Challenge: Could you copy every line from the material below in which "Учеб" appears?

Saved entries

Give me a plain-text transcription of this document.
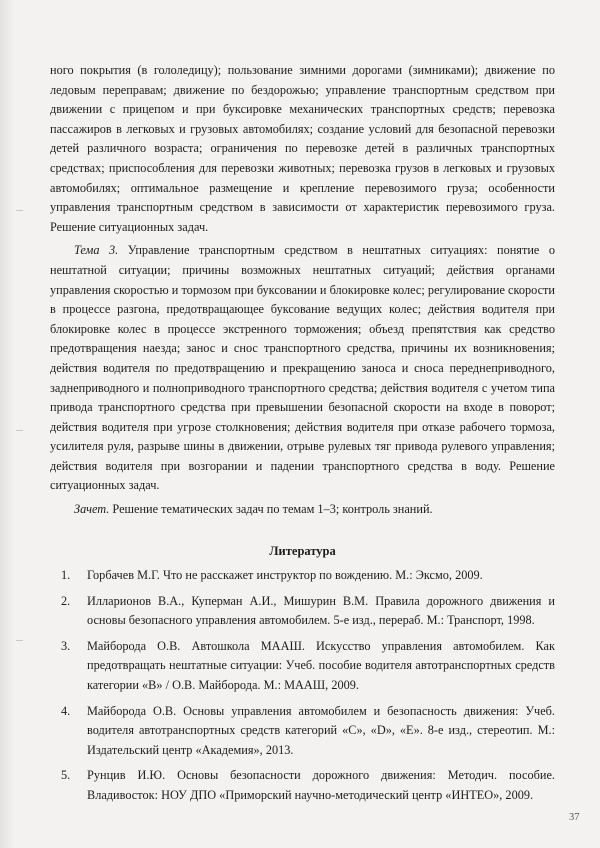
ного покрытия (в гололедицу); пользование зимними дорогами (зимниками); движение по ледовым переправам; движение по бездорожью; управление транспортным средством при движении с прицепом и при буксировке механических транспортных средств; перевозка пассажиров в легковых и грузовых автомобилях; создание условий для безопасной перевозки детей различного возраста; ограничения по перевозке детей в различных транспортных средствах; приспособления для перевозки животных; перевозка грузов в легковых и грузовых автомобилях; оптимальное размещение и крепление перевозимого груза; особенности управления транспортным средством в зависимости от характеристик перевозимого груза. Решение ситуационных задач.

Тема 3. Управление транспортным средством в нештатных ситуациях: понятие о нештатной ситуации; причины возможных нештатных ситуаций; действия органами управления скоростью и тормозом при буксовании и блокировке колес; регулирование скорости в процессе разгона, предотвращающее буксование ведущих колес; действия водителя при блокировке колес в процессе экстренного торможения; объезд препятствия как средство предотвращения наезда; занос и снос транспортного средства, причины их возникновения; действия водителя по предотвращению и прекращению заноса и сноса переднеприводного, заднеприводного и полноприводного транспортного средства; действия водителя с учетом типа привода транспортного средства при превышении безопасной скорости на входе в поворот; действия водителя при угрозе столкновения; действия водителя при отказе рабочего тормоза, усилителя руля, разрыве шины в движении, отрыве рулевых тяг привода рулевого управления; действия водителя при возгорании и падении транспортного средства в воду. Решение ситуационных задач.

Зачет. Решение тематических задач по темам 1–3; контроль знаний.

Литература
1. Горбачев М.Г. Что не расскажет инструктор по вождению. М.: Эксмо, 2009.
2. Илларионов В.А., Куперман А.И., Мишурин В.М. Правила дорожного движения и основы безопасного управления автомобилем. 5-е изд., перераб. М.: Транспорт, 1998.
3. Майборода О.В. Автошкола МААШ. Искусство управления автомобилем. Как предотвращать нештатные ситуации: Учеб. пособие водителя автотранспортных средств категории «В» / О.В. Майборода. М.: МААШ, 2009.
4. Майборода О.В. Основы управления автомобилем и безопасность движения: Учеб. водителя автотранспортных средств категорий «С», «D», «Е». 8-е изд., стереотип. М.: Издательский центр «Академия», 2013.
5. Рунцив И.Ю. Основы безопасности дорожного движения: Методич. пособие. Владивосток: НОУ ДПО «Приморский научно-методический центр «ИНТЕО», 2009.
37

Solution to this problem:
3. Майборода О.В. Автошкола МААШ. Искусство управления автомобилем. Как предотвращать нештатные ситуации: Учеб. пособие водителя автотранспортных средств категории «В» / О.В. Майборода. М.: МААШ, 2009.
4. Майборода О.В. Основы управления автомобилем и безопасность движения: Учеб. водителя автотранспортных средств категорий «С», «D», «Е». 8-е изд., стереотип. М.: Издательский центр «Академия», 2013.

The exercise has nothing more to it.